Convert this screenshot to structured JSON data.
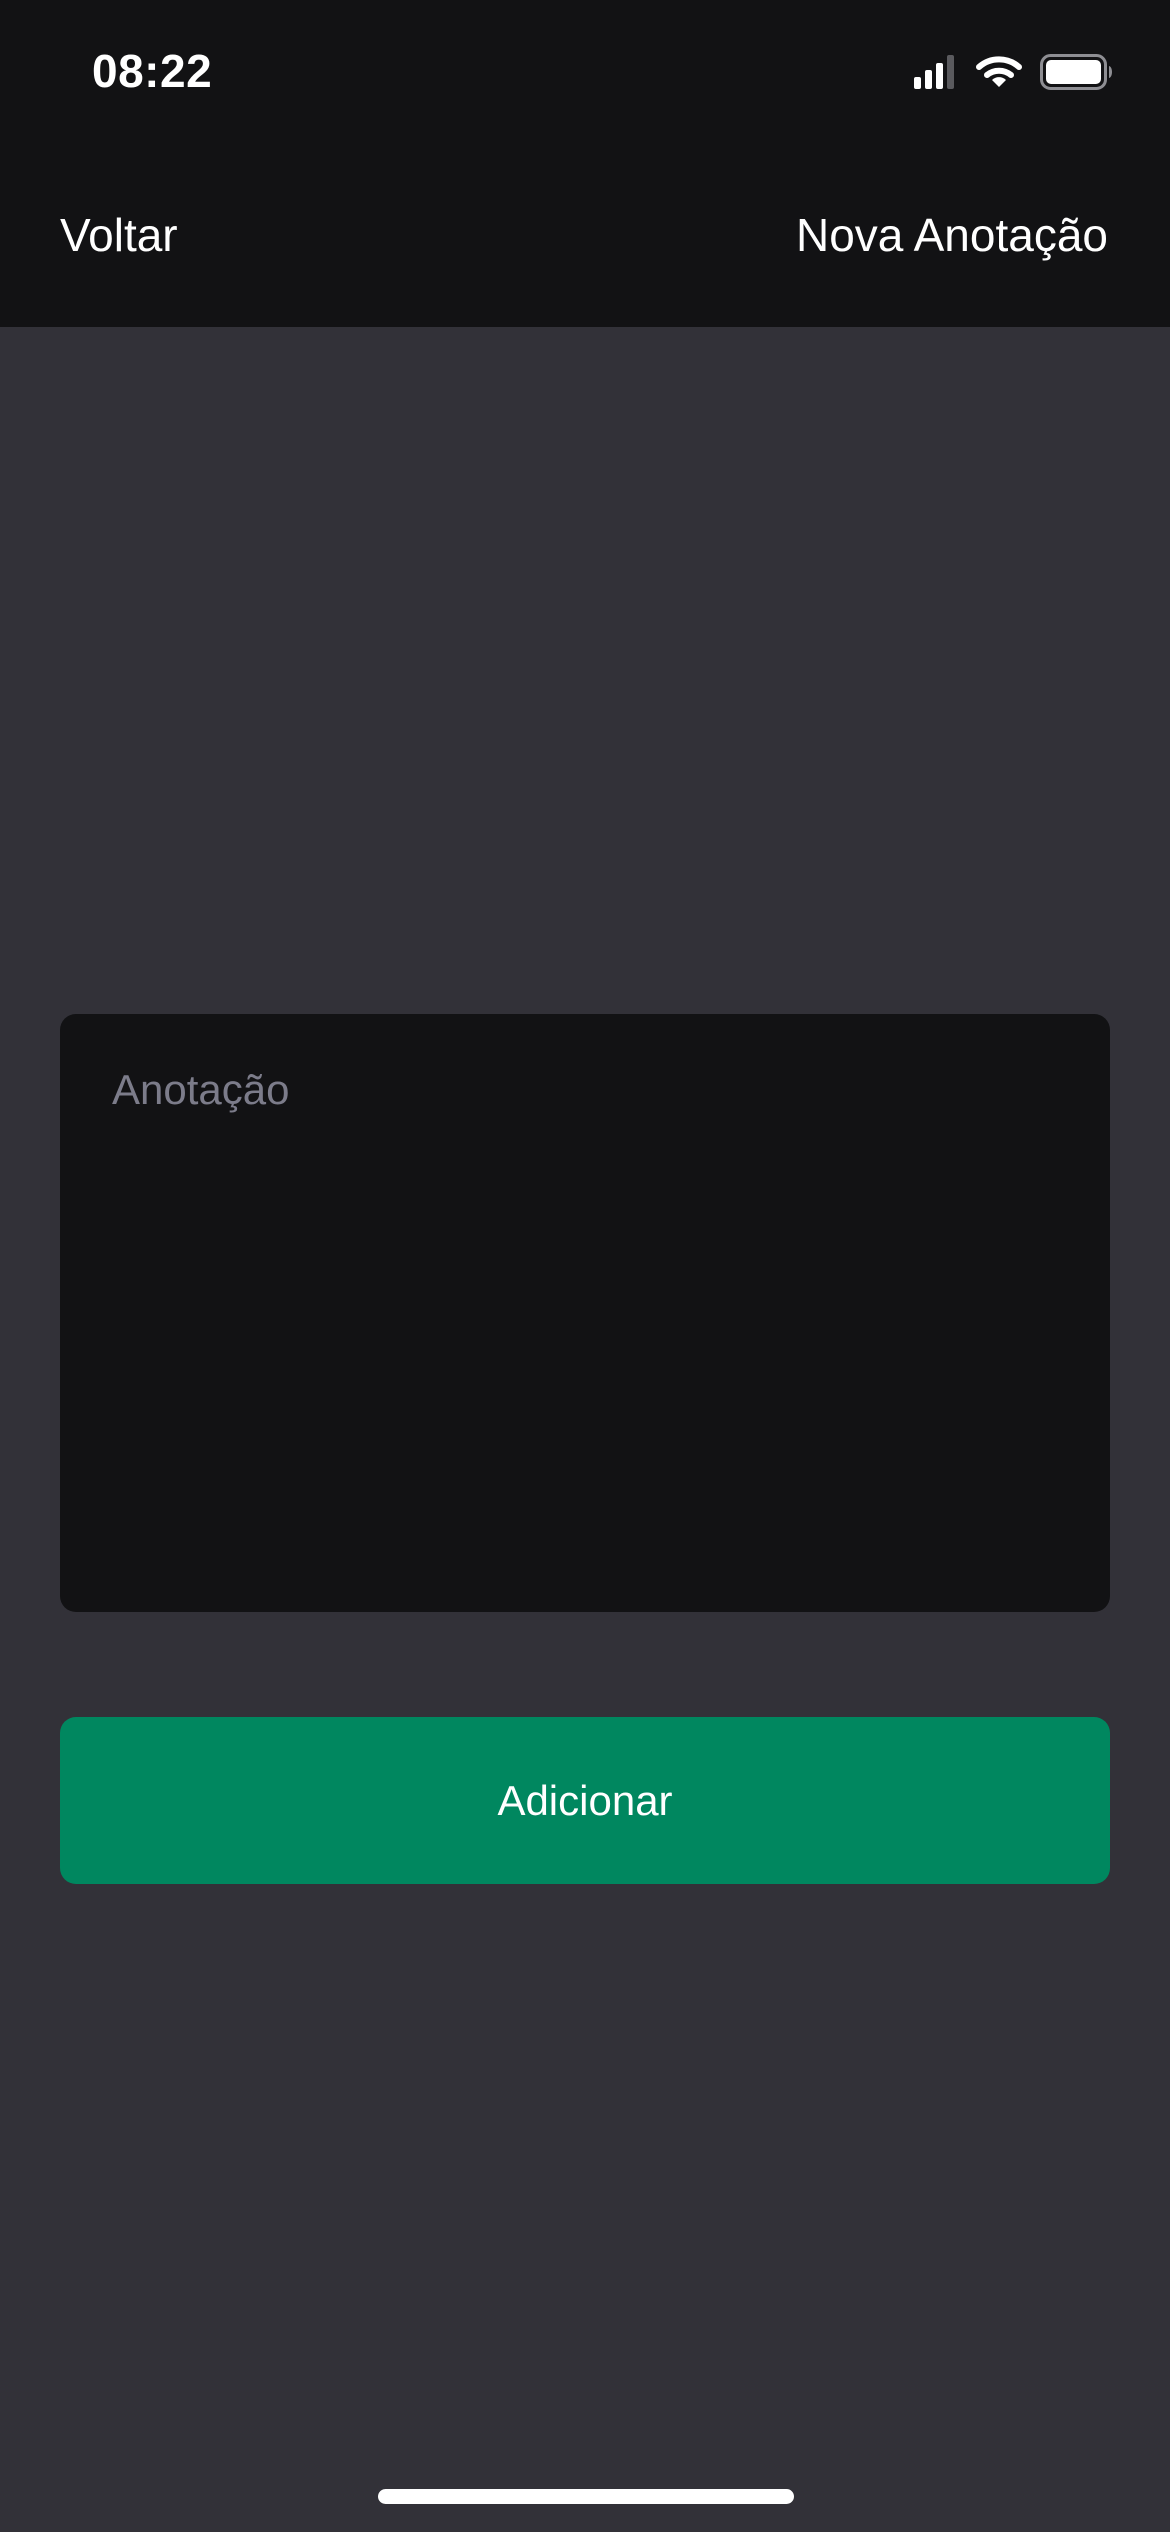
{
  "status_bar": {
    "time": "08:22",
    "icons": [
      "cellular-signal-icon",
      "wifi-icon",
      "battery-icon"
    ],
    "signal_bars_active": 3,
    "signal_bars_total": 4,
    "battery_level": 1.0
  },
  "nav": {
    "back_label": "Voltar",
    "title": "Nova Anotação"
  },
  "form": {
    "note_placeholder": "Anotação",
    "note_value": "",
    "submit_label": "Adicionar"
  },
  "colors": {
    "background": "#323138",
    "header": "#121214",
    "input_background": "#121214",
    "placeholder": "#7c7c8a",
    "accent": "#00875f",
    "text": "#ffffff"
  }
}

****************************************

● Directions for this task: Retype everything in the material word for word, minus pictures.

● Solution to this problem:
Convert this screenshot to structured JSON data.
{
  "status_bar": {
    "time": "08:22",
    "icons": [
      "cellular-signal-icon",
      "wifi-icon",
      "battery-icon"
    ],
    "signal_bars_active": 3,
    "signal_bars_total": 4,
    "battery_level": 1.0
  },
  "nav": {
    "back_label": "Voltar",
    "title": "Nova Anotação"
  },
  "form": {
    "note_placeholder": "Anotação",
    "note_value": "",
    "submit_label": "Adicionar"
  },
  "colors": {
    "background": "#323138",
    "header": "#121214",
    "input_background": "#121214",
    "placeholder": "#7c7c8a",
    "accent": "#00875f",
    "text": "#ffffff"
  }
}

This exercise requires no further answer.